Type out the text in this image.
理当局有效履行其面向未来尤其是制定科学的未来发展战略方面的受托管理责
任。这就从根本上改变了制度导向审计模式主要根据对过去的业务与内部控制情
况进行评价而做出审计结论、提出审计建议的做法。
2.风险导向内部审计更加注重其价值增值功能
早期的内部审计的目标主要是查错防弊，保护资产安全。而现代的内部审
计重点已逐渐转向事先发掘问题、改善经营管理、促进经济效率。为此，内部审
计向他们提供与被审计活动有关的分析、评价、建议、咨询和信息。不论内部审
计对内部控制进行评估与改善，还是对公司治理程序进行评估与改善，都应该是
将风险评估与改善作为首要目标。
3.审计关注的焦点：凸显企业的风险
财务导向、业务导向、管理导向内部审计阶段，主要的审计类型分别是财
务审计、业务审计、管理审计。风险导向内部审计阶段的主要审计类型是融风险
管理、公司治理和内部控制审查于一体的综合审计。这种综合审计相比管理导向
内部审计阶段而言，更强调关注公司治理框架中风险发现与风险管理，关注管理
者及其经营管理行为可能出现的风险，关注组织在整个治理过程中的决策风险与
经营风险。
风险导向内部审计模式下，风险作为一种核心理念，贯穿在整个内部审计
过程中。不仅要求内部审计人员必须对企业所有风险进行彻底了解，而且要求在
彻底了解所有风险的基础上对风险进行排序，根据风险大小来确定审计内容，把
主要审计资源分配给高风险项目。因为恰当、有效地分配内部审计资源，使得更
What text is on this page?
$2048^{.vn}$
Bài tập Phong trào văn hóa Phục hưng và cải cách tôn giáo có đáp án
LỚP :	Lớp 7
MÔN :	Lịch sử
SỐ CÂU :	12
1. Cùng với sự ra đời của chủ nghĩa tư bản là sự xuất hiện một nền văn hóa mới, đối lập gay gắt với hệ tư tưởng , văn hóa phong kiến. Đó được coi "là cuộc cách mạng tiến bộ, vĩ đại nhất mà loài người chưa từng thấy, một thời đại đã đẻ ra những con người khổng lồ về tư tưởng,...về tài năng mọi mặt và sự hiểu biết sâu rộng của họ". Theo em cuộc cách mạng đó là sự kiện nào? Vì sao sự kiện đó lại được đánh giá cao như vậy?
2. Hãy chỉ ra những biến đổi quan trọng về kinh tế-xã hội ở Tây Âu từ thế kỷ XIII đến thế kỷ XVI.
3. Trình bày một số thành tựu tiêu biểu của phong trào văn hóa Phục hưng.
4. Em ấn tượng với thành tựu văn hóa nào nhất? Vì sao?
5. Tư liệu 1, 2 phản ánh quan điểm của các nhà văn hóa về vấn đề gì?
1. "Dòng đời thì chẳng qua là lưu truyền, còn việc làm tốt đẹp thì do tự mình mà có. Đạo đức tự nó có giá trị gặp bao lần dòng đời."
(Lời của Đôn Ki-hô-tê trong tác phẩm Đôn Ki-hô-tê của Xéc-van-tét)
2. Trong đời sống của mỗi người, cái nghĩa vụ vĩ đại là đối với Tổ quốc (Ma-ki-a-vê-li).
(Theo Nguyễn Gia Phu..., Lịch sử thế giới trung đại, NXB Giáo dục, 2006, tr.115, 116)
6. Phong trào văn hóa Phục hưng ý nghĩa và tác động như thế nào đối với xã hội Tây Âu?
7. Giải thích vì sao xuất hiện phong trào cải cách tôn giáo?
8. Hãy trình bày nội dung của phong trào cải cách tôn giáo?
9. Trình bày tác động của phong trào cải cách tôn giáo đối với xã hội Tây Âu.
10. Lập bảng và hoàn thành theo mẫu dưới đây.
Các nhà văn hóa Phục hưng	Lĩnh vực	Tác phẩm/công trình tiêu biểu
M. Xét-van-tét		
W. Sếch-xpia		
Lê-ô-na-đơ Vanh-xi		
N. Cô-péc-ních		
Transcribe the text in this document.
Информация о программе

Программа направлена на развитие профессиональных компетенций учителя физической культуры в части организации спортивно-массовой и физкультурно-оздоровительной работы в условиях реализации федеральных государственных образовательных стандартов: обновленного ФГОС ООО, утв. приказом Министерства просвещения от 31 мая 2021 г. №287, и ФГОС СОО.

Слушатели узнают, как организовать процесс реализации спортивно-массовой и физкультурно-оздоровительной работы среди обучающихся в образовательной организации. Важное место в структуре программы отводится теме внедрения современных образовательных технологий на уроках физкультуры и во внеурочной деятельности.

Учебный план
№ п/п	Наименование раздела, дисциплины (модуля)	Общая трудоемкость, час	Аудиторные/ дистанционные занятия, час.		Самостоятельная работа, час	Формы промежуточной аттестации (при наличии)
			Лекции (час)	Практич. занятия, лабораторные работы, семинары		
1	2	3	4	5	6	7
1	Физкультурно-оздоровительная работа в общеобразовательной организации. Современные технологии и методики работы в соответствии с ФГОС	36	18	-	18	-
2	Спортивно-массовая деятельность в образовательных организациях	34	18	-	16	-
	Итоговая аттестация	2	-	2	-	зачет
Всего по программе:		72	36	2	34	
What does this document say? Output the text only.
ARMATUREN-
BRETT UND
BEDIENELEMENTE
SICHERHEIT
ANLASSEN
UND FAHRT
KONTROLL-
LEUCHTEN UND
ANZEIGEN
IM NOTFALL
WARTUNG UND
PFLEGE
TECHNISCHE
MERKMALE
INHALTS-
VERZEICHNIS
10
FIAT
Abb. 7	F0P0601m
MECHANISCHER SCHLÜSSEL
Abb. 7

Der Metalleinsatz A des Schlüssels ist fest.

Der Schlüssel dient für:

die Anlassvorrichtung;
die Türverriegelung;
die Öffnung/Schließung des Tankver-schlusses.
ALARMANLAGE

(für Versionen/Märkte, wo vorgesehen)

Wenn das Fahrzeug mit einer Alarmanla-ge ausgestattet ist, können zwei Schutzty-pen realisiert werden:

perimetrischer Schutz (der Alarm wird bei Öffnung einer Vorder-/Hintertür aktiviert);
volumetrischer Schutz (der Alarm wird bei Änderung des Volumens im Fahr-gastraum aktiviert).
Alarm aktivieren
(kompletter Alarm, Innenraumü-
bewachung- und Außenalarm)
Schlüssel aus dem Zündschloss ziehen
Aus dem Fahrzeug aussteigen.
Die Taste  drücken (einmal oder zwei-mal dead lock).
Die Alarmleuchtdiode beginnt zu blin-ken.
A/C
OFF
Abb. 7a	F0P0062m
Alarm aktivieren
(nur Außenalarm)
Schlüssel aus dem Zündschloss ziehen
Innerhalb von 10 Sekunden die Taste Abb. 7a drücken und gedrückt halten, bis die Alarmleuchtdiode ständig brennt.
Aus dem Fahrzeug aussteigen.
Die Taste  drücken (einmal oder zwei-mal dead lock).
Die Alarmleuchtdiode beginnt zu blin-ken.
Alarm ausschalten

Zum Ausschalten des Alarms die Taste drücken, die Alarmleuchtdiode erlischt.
----
■ **Given problem**
Everything from the line containing "What does this" through the final line of the listing, inclusive, must be reproduced exactly; leave out the rest.

■ **Task result**
What does this document say? Output the text only.
ARMATUREN-
BRETT UND
BEDIENELEMENTE
SICHERHEIT
ANLASSEN
UND FAHRT
KONTROLL-
LEUCHTEN UND
ANZEIGEN
IM NOTFALL
WARTUNG UND
PFLEGE
TECHNISCHE
MERKMALE
INHALTS-
VERZEICHNIS
10
FIAT
Abb. 7	F0P0601m
MECHANISCHER SCHLÜSSEL
Abb. 7

Der Metalleinsatz A des Schlüssels ist fest.

Der Schlüssel dient für:

die Anlassvorrichtung;
die Türverriegelung;
die Öffnung/Schließung des Tankver-schlusses.
ALARMANLAGE

(für Versionen/Märkte, wo vorgesehen)

Wenn das Fahrzeug mit einer Alarmanla-ge ausgestattet ist, können zwei Schutzty-pen realisiert werden:

perimetrischer Schutz (der Alarm wird bei Öffnung einer Vorder-/Hintertür aktiviert);
volumetrischer Schutz (der Alarm wird bei Änderung des Volumens im Fahr-gastraum aktiviert).
Alarm aktivieren
(kompletter Alarm, Innenraumü-
bewachung- und Außenalarm)
Schlüssel aus dem Zündschloss ziehen
Aus dem Fahrzeug aussteigen.
Die Taste  drücken (einmal oder zwei-mal dead lock).
Die Alarmleuchtdiode beginnt zu blin-ken.
A/C
OFF
Abb. 7a	F0P0062m
Alarm aktivieren
(nur Außenalarm)
Schlüssel aus dem Zündschloss ziehen
Innerhalb von 10 Sekunden die Taste Abb. 7a drücken und gedrückt halten, bis die Alarmleuchtdiode ständig brennt.
Aus dem Fahrzeug aussteigen.
Die Taste  drücken (einmal oder zwei-mal dead lock).
Die Alarmleuchtdiode beginnt zu blin-ken.
Alarm ausschalten

Zum Ausschalten des Alarms die Taste drücken, die Alarmleuchtdiode erlischt.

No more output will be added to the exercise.